Restate the entries below verbatim.

——

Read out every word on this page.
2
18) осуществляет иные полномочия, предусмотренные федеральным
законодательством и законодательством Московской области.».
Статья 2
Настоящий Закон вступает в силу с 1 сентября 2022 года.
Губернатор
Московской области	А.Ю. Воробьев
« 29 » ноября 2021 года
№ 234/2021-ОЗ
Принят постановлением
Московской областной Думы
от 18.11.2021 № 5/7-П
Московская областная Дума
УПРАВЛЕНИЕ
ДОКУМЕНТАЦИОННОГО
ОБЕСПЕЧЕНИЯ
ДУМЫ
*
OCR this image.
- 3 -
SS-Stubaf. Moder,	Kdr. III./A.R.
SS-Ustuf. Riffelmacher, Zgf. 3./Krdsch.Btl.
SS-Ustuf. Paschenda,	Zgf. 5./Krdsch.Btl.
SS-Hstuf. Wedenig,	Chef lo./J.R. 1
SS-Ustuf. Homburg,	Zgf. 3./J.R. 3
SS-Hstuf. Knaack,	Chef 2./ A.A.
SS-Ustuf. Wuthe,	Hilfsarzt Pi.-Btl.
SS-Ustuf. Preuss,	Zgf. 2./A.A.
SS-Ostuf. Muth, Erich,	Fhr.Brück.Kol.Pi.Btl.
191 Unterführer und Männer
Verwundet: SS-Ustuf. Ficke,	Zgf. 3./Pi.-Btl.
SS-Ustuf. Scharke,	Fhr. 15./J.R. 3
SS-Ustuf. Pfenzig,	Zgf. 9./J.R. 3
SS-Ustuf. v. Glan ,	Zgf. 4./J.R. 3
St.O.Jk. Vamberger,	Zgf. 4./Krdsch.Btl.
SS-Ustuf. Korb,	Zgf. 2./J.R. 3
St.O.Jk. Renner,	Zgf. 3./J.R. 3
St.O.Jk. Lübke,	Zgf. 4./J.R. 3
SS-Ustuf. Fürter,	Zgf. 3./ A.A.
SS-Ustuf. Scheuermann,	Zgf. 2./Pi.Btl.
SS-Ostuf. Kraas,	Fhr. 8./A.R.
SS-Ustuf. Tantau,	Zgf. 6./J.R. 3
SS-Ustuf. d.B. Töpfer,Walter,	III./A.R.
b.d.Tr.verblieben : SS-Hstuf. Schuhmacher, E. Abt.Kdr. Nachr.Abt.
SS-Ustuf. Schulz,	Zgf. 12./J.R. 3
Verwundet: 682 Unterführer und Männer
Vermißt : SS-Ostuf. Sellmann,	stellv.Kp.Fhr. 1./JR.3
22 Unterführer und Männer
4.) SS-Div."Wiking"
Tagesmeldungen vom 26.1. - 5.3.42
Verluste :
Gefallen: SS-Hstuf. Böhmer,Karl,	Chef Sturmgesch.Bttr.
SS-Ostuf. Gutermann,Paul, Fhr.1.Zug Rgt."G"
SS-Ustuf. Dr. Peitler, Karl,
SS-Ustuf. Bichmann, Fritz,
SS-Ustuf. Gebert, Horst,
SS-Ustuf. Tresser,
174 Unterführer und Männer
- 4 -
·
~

——

» Worked solution
Read out every word on this page.
2
18) осуществляет иные полномочия, предусмотренные федеральным
законодательством и законодательством Московской области.».
Статья 2
Настоящий Закон вступает в силу с 1 сентября 2022 года.
Губернатор
Московской области	А.Ю. Воробьев
« 29 » ноября 2021 года
№ 234/2021-ОЗ
Принят постановлением
Московской областной Думы
от 18.11.2021 № 5/7-П
Московская областная Дума
УПРАВЛЕНИЕ
ДОКУМЕНТАЦИОННОГО
ОБЕСПЕЧЕНИЯ
ДУМЫ
*
OCR this image.
- 3 -
SS-Stubaf. Moder,	Kdr. III./A.R.
SS-Ustuf. Riffelmacher, Zgf. 3./Krdsch.Btl.
SS-Ustuf. Paschenda,	Zgf. 5./Krdsch.Btl.
SS-Hstuf. Wedenig,	Chef lo./J.R. 1
SS-Ustuf. Homburg,	Zgf. 3./J.R. 3
SS-Hstuf. Knaack,	Chef 2./ A.A.
SS-Ustuf. Wuthe,	Hilfsarzt Pi.-Btl.
SS-Ustuf. Preuss,	Zgf. 2./A.A.
SS-Ostuf. Muth, Erich,	Fhr.Brück.Kol.Pi.Btl.
191 Unterführer und Männer
Verwundet: SS-Ustuf. Ficke,	Zgf. 3./Pi.-Btl.
SS-Ustuf. Scharke,	Fhr. 15./J.R. 3
SS-Ustuf. Pfenzig,	Zgf. 9./J.R. 3
SS-Ustuf. v. Glan ,	Zgf. 4./J.R. 3
St.O.Jk. Vamberger,	Zgf. 4./Krdsch.Btl.
SS-Ustuf. Korb,	Zgf. 2./J.R. 3
St.O.Jk. Renner,	Zgf. 3./J.R. 3
St.O.Jk. Lübke,	Zgf. 4./J.R. 3
SS-Ustuf. Fürter,	Zgf. 3./ A.A.
SS-Ustuf. Scheuermann,	Zgf. 2./Pi.Btl.
SS-Ostuf. Kraas,	Fhr. 8./A.R.
SS-Ustuf. Tantau,	Zgf. 6./J.R. 3
SS-Ustuf. d.B. Töpfer,Walter,	III./A.R.
b.d.Tr.verblieben : SS-Hstuf. Schuhmacher, E. Abt.Kdr. Nachr.Abt.
SS-Ustuf. Schulz,	Zgf. 12./J.R. 3
Verwundet: 682 Unterführer und Männer
Vermißt : SS-Ostuf. Sellmann,	stellv.Kp.Fhr. 1./JR.3
22 Unterführer und Männer
4.) SS-Div."Wiking"
Tagesmeldungen vom 26.1. - 5.3.42
Verluste :
Gefallen: SS-Hstuf. Böhmer,Karl,	Chef Sturmgesch.Bttr.
SS-Ostuf. Gutermann,Paul, Fhr.1.Zug Rgt."G"
SS-Ustuf. Dr. Peitler, Karl,
SS-Ustuf. Bichmann, Fritz,
SS-Ustuf. Gebert, Horst,
SS-Ustuf. Tresser,
174 Unterführer und Männer
- 4 -
·
~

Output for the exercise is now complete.